__ITEMS__
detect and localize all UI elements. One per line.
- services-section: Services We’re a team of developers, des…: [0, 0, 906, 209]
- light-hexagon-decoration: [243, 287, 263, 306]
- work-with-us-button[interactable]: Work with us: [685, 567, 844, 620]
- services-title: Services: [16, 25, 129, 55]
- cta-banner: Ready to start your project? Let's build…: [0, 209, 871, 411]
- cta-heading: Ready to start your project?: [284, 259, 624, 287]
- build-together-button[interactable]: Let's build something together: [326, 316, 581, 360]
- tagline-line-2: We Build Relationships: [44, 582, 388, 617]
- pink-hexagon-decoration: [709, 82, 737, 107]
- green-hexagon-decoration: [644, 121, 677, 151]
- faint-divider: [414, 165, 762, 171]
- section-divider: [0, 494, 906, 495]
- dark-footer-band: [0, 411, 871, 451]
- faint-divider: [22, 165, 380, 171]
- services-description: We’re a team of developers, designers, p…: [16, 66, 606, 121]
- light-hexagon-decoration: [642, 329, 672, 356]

__THE PROBLEM__
Rewrite all the lines above, swapping every "hexagon-decoration" for "hexagon-accent" and keeping everything else the same.

__THE SOLUTION__
detect and localize all UI elements. One per line.
- services-section: Services We’re a team of developers, des…: [0, 0, 906, 209]
- light-hexagon-accent: [243, 287, 263, 306]
- work-with-us-button[interactable]: Work with us: [685, 567, 844, 620]
- services-title: Services: [16, 25, 129, 55]
- cta-banner: Ready to start your project? Let's build…: [0, 209, 871, 411]
- cta-heading: Ready to start your project?: [284, 259, 624, 287]
- build-together-button[interactable]: Let's build something together: [326, 316, 581, 360]
- tagline-line-2: We Build Relationships: [44, 582, 388, 617]
- pink-hexagon-accent: [709, 82, 737, 107]
- green-hexagon-accent: [644, 121, 677, 151]
- faint-divider: [414, 165, 762, 171]
- section-divider: [0, 494, 906, 495]
- dark-footer-band: [0, 411, 871, 451]
- faint-divider: [22, 165, 380, 171]
- services-description: We’re a team of developers, designers, p…: [16, 66, 606, 121]
- light-hexagon-accent: [642, 329, 672, 356]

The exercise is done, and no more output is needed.